> **Exercise**
Check every line below for the string "frac", and copy the lines that contain it.

Records from a collection:
· · · · · · ·

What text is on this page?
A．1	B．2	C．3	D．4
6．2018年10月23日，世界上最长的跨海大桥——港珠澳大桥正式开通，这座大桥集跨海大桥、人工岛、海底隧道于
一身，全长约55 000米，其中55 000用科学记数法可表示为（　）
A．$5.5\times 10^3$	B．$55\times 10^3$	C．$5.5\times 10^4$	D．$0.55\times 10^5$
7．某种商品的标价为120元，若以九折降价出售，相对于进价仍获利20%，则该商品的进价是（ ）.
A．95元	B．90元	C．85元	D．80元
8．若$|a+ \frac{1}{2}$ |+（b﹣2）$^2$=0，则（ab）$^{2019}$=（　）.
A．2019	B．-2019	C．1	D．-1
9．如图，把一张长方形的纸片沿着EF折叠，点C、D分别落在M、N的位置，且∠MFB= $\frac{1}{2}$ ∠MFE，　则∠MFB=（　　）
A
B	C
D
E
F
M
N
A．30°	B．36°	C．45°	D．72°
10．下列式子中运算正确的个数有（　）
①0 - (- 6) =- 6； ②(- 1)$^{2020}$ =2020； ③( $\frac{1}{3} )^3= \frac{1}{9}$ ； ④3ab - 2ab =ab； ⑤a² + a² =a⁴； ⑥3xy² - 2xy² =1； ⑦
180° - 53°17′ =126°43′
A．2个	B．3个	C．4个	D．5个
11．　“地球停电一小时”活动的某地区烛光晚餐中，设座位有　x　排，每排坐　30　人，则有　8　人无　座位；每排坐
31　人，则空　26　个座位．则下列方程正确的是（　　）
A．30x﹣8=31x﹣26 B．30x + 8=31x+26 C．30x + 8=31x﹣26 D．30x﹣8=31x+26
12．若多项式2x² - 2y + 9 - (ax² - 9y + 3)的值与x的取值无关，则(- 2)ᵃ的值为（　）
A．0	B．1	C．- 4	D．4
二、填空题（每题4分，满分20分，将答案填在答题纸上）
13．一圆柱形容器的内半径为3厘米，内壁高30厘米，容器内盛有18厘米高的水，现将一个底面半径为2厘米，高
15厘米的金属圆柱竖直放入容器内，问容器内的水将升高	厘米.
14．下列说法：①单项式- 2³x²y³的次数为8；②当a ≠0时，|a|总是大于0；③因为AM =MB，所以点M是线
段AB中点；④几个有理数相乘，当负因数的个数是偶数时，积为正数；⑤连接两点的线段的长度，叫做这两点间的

· · · · · · ·

> **Complete answer**
8．若$|a+ \frac{1}{2}$ |+（b﹣2）$^2$=0，则（ab）$^{2019}$=（　）.
9．如图，把一张长方形的纸片沿着EF折叠，点C、D分别落在M、N的位置，且∠MFB= $\frac{1}{2}$ ∠MFE，　则∠MFB=（　　）
①0 - (- 6) =- 6； ②(- 1)$^{2020}$ =2020； ③( $\frac{1}{3} )^3= \frac{1}{9}$ ； ④3ab - 2ab =ab； ⑤a² + a² =a⁴； ⑥3xy² - 2xy² =1； ⑦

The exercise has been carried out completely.